What the task requires:
Copy out the items below, switching every "box-text" to "label-text" and keeping everything else the same.
** start of Provided information **
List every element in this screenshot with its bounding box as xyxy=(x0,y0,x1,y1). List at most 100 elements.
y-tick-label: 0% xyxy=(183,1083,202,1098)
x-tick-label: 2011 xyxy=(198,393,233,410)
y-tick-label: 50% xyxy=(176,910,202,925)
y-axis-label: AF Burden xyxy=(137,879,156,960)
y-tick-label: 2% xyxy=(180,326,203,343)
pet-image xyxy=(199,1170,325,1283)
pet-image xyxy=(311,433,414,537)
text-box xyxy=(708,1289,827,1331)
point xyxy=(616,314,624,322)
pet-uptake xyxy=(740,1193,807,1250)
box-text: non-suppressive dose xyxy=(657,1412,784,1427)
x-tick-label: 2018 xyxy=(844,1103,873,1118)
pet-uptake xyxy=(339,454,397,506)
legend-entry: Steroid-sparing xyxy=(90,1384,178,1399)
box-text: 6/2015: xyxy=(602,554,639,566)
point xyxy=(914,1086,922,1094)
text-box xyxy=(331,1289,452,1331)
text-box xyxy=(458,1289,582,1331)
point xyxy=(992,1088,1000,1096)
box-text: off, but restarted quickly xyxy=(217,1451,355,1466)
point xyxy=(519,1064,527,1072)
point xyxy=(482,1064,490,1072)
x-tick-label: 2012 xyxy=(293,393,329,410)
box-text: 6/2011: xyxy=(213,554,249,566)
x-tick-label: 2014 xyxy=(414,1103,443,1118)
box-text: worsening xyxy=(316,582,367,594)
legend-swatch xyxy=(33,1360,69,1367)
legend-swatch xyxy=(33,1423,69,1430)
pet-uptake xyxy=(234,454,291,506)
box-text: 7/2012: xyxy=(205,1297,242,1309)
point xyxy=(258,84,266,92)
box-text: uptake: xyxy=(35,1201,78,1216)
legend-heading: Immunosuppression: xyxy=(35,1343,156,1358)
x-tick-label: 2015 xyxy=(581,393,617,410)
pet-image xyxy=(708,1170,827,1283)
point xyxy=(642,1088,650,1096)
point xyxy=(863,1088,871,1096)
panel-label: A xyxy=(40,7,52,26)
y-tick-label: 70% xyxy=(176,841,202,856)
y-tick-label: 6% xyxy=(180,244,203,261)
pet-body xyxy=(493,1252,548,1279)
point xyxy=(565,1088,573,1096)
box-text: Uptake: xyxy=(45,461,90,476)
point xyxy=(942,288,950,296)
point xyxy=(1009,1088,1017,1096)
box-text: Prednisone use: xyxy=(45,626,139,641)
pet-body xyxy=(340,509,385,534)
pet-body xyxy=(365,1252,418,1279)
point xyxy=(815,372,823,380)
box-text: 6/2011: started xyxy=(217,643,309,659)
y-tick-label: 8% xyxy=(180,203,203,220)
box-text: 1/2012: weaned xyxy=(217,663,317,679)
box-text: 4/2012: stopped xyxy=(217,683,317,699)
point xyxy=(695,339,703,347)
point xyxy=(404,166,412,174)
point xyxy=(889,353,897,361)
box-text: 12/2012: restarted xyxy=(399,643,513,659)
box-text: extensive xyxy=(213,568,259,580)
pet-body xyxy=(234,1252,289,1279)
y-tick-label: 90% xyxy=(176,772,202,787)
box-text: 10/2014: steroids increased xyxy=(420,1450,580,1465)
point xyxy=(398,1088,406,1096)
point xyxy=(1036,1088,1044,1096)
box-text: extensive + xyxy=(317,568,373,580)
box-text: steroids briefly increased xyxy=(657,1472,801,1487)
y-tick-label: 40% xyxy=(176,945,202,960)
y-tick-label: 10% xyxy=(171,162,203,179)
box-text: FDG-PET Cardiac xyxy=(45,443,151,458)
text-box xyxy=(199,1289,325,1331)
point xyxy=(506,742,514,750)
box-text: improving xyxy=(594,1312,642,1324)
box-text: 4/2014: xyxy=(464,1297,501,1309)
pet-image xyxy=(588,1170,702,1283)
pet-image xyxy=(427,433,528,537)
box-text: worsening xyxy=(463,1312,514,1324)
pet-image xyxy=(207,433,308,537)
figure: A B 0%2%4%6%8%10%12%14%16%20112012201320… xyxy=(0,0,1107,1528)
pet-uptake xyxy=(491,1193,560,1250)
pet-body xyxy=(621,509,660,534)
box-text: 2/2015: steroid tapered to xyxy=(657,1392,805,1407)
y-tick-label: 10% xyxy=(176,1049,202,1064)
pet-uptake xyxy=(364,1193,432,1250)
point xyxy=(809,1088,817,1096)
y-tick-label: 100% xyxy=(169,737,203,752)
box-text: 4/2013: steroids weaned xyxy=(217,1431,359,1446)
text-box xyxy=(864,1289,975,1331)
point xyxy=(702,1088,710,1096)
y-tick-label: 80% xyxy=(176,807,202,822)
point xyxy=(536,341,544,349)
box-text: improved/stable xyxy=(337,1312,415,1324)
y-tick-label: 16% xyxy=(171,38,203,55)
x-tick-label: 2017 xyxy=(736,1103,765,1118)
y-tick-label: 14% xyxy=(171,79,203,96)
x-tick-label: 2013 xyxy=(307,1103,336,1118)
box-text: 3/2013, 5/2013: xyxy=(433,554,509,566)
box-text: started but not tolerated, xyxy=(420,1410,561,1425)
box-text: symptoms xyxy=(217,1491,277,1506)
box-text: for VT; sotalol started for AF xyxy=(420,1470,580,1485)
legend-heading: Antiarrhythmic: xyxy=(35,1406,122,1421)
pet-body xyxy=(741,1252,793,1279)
** end of Provided information **
Exercise output:
List every element in this screenshot with its bounding box as xyxy=(x0,y0,x1,y1). List at most 100 elements.
y-tick-label: 0% xyxy=(183,1083,202,1098)
x-tick-label: 2011 xyxy=(198,393,233,410)
y-tick-label: 50% xyxy=(176,910,202,925)
y-axis-label: AF Burden xyxy=(137,879,156,960)
y-tick-label: 2% xyxy=(180,326,203,343)
pet-image xyxy=(199,1170,325,1283)
pet-image xyxy=(311,433,414,537)
text-box xyxy=(708,1289,827,1331)
point xyxy=(616,314,624,322)
pet-uptake xyxy=(740,1193,807,1250)
label-text: non-suppressive dose xyxy=(657,1412,784,1427)
x-tick-label: 2018 xyxy=(844,1103,873,1118)
pet-uptake xyxy=(339,454,397,506)
legend-entry: Steroid-sparing xyxy=(90,1384,178,1399)
label-text: 6/2015: xyxy=(602,554,639,566)
point xyxy=(914,1086,922,1094)
text-box xyxy=(331,1289,452,1331)
text-box xyxy=(458,1289,582,1331)
point xyxy=(992,1088,1000,1096)
label-text: off, but restarted quickly xyxy=(217,1451,355,1466)
point xyxy=(519,1064,527,1072)
point xyxy=(482,1064,490,1072)
x-tick-label: 2012 xyxy=(293,393,329,410)
label-text: 6/2011: xyxy=(213,554,249,566)
x-tick-label: 2014 xyxy=(414,1103,443,1118)
label-text: worsening xyxy=(316,582,367,594)
legend-swatch xyxy=(33,1360,69,1367)
legend-swatch xyxy=(33,1423,69,1430)
pet-uptake xyxy=(234,454,291,506)
label-text: 7/2012: xyxy=(205,1297,242,1309)
point xyxy=(258,84,266,92)
label-text: uptake: xyxy=(35,1201,78,1216)
legend-heading: Immunosuppression: xyxy=(35,1343,156,1358)
x-tick-label: 2015 xyxy=(581,393,617,410)
pet-image xyxy=(708,1170,827,1283)
point xyxy=(642,1088,650,1096)
point xyxy=(863,1088,871,1096)
panel-label: A xyxy=(40,7,52,26)
y-tick-label: 70% xyxy=(176,841,202,856)
y-tick-label: 6% xyxy=(180,244,203,261)
pet-body xyxy=(493,1252,548,1279)
point xyxy=(565,1088,573,1096)
label-text: Uptake: xyxy=(45,461,90,476)
point xyxy=(942,288,950,296)
point xyxy=(1009,1088,1017,1096)
label-text: Prednisone use: xyxy=(45,626,139,641)
pet-body xyxy=(340,509,385,534)
pet-body xyxy=(365,1252,418,1279)
point xyxy=(815,372,823,380)
label-text: 6/2011: started xyxy=(217,643,309,659)
y-tick-label: 8% xyxy=(180,203,203,220)
label-text: 1/2012: weaned xyxy=(217,663,317,679)
label-text: 4/2012: stopped xyxy=(217,683,317,699)
point xyxy=(695,339,703,347)
point xyxy=(404,166,412,174)
point xyxy=(889,353,897,361)
label-text: 12/2012: restarted xyxy=(399,643,513,659)
label-text: extensive xyxy=(213,568,259,580)
pet-body xyxy=(234,1252,289,1279)
y-tick-label: 90% xyxy=(176,772,202,787)
label-text: 10/2014: steroids increased xyxy=(420,1450,580,1465)
point xyxy=(398,1088,406,1096)
point xyxy=(1036,1088,1044,1096)
label-text: extensive + xyxy=(317,568,373,580)
label-text: steroids briefly increased xyxy=(657,1472,801,1487)
y-tick-label: 40% xyxy=(176,945,202,960)
y-tick-label: 10% xyxy=(171,162,203,179)
label-text: FDG-PET Cardiac xyxy=(45,443,151,458)
text-box xyxy=(199,1289,325,1331)
point xyxy=(506,742,514,750)
label-text: improving xyxy=(594,1312,642,1324)
label-text: 4/2014: xyxy=(464,1297,501,1309)
pet-image xyxy=(588,1170,702,1283)
pet-image xyxy=(427,433,528,537)
label-text: worsening xyxy=(463,1312,514,1324)
pet-image xyxy=(207,433,308,537)
figure: A B 0%2%4%6%8%10%12%14%16%20112012201320… xyxy=(0,0,1107,1528)
pet-uptake xyxy=(491,1193,560,1250)
pet-body xyxy=(621,509,660,534)
label-text: 2/2015: steroid tapered to xyxy=(657,1392,805,1407)
y-tick-label: 10% xyxy=(176,1049,202,1064)
pet-uptake xyxy=(364,1193,432,1250)
point xyxy=(809,1088,817,1096)
y-tick-label: 100% xyxy=(169,737,203,752)
label-text: 4/2013: steroids weaned xyxy=(217,1431,359,1446)
text-box xyxy=(864,1289,975,1331)
point xyxy=(702,1088,710,1096)
y-tick-label: 80% xyxy=(176,807,202,822)
point xyxy=(536,341,544,349)
label-text: improved/stable xyxy=(337,1312,415,1324)
y-tick-label: 16% xyxy=(171,38,203,55)
x-tick-label: 2017 xyxy=(736,1103,765,1118)
y-tick-label: 14% xyxy=(171,79,203,96)
x-tick-label: 2013 xyxy=(307,1103,336,1118)
label-text: 3/2013, 5/2013: xyxy=(433,554,509,566)
label-text: started but not tolerated, xyxy=(420,1410,561,1425)
label-text: symptoms xyxy=(217,1491,277,1506)
label-text: for VT; sotalol started for AF xyxy=(420,1470,580,1485)
legend-heading: Antiarrhythmic: xyxy=(35,1406,122,1421)
pet-body xyxy=(741,1252,793,1279)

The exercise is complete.